(Layout records)
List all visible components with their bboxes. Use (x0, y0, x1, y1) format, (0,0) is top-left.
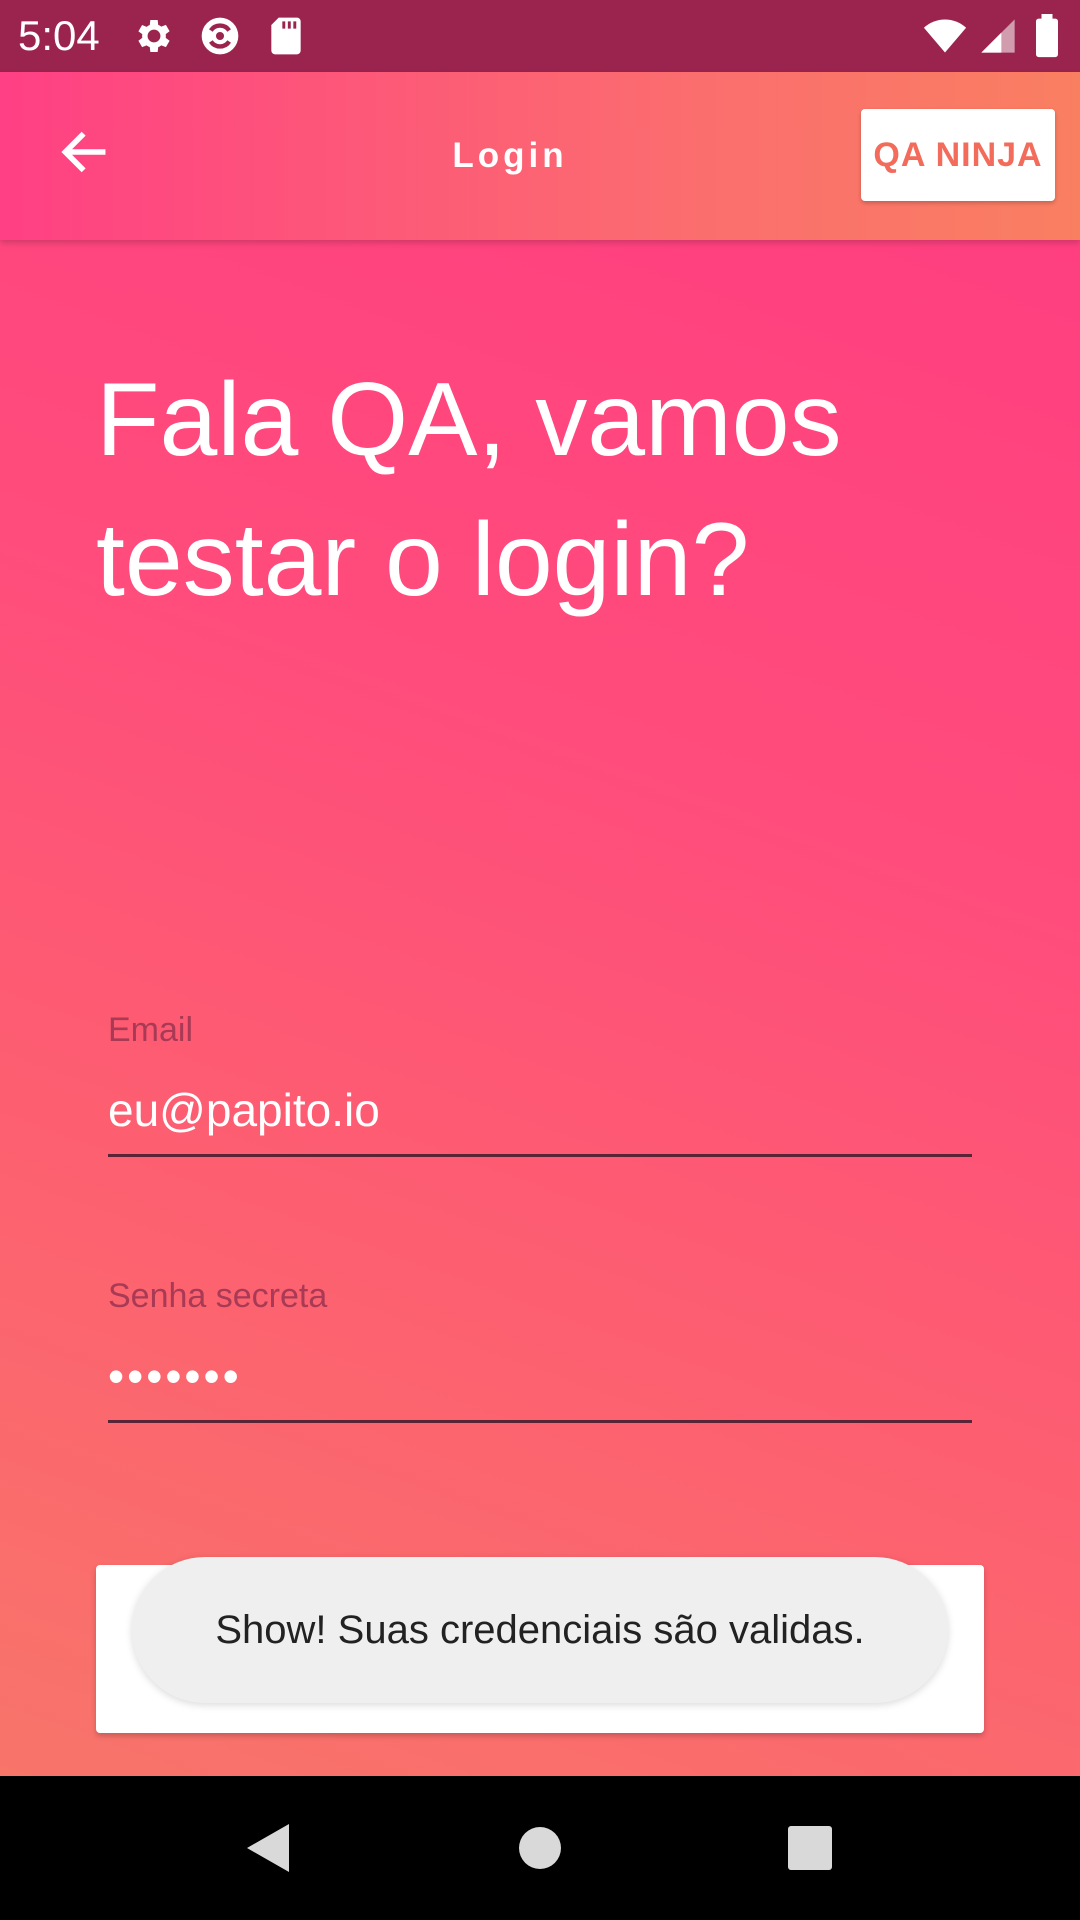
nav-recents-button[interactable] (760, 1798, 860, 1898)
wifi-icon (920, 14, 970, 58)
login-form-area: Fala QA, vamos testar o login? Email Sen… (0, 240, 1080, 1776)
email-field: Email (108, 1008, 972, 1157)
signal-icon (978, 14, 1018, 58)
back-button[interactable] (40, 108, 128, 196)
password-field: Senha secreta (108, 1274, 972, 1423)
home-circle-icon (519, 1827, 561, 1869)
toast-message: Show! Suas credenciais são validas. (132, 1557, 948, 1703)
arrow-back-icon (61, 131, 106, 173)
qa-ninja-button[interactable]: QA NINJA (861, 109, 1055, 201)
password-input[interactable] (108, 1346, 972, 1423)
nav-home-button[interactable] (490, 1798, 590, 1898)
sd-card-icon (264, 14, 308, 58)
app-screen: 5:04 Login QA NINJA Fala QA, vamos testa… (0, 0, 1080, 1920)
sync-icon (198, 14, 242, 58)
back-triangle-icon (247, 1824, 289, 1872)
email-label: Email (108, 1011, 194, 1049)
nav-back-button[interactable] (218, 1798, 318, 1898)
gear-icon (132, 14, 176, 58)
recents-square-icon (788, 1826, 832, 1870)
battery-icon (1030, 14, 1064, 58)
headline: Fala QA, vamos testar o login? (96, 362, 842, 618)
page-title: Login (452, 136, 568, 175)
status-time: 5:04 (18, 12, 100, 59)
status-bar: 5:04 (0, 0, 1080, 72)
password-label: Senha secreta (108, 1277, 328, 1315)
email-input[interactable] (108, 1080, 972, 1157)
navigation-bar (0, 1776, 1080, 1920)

DIRECTIONS FOR THIS TASK — Repeat every line of the records above, switching each occurrence of "interactable" to "clickable" and keeping everything else unchanged. Leave the pictures out of your answer.

TASK RESPONSE —
List all visible components with their bboxes. Use (x0, y0, x1, y1) format, (0,0) is top-left.
nav-recents-button[clickable] (760, 1798, 860, 1898)
wifi-icon (920, 14, 970, 58)
login-form-area: Fala QA, vamos testar o login? Email Sen… (0, 240, 1080, 1776)
email-field: Email (108, 1008, 972, 1157)
signal-icon (978, 14, 1018, 58)
back-button[clickable] (40, 108, 128, 196)
password-field: Senha secreta (108, 1274, 972, 1423)
home-circle-icon (519, 1827, 561, 1869)
toast-message: Show! Suas credenciais são validas. (132, 1557, 948, 1703)
arrow-back-icon (61, 131, 106, 173)
qa-ninja-button[clickable]: QA NINJA (861, 109, 1055, 201)
password-input[clickable] (108, 1346, 972, 1423)
nav-home-button[clickable] (490, 1798, 590, 1898)
sd-card-icon (264, 14, 308, 58)
app-screen: 5:04 Login QA NINJA Fala QA, vamos testa… (0, 0, 1080, 1920)
sync-icon (198, 14, 242, 58)
back-triangle-icon (247, 1824, 289, 1872)
email-label: Email (108, 1011, 194, 1049)
nav-back-button[clickable] (218, 1798, 318, 1898)
gear-icon (132, 14, 176, 58)
recents-square-icon (788, 1826, 832, 1870)
battery-icon (1030, 14, 1064, 58)
headline: Fala QA, vamos testar o login? (96, 362, 842, 618)
page-title: Login (452, 136, 568, 175)
status-time: 5:04 (18, 12, 100, 59)
status-bar: 5:04 (0, 0, 1080, 72)
password-label: Senha secreta (108, 1277, 328, 1315)
email-input[clickable] (108, 1080, 972, 1157)
navigation-bar (0, 1776, 1080, 1920)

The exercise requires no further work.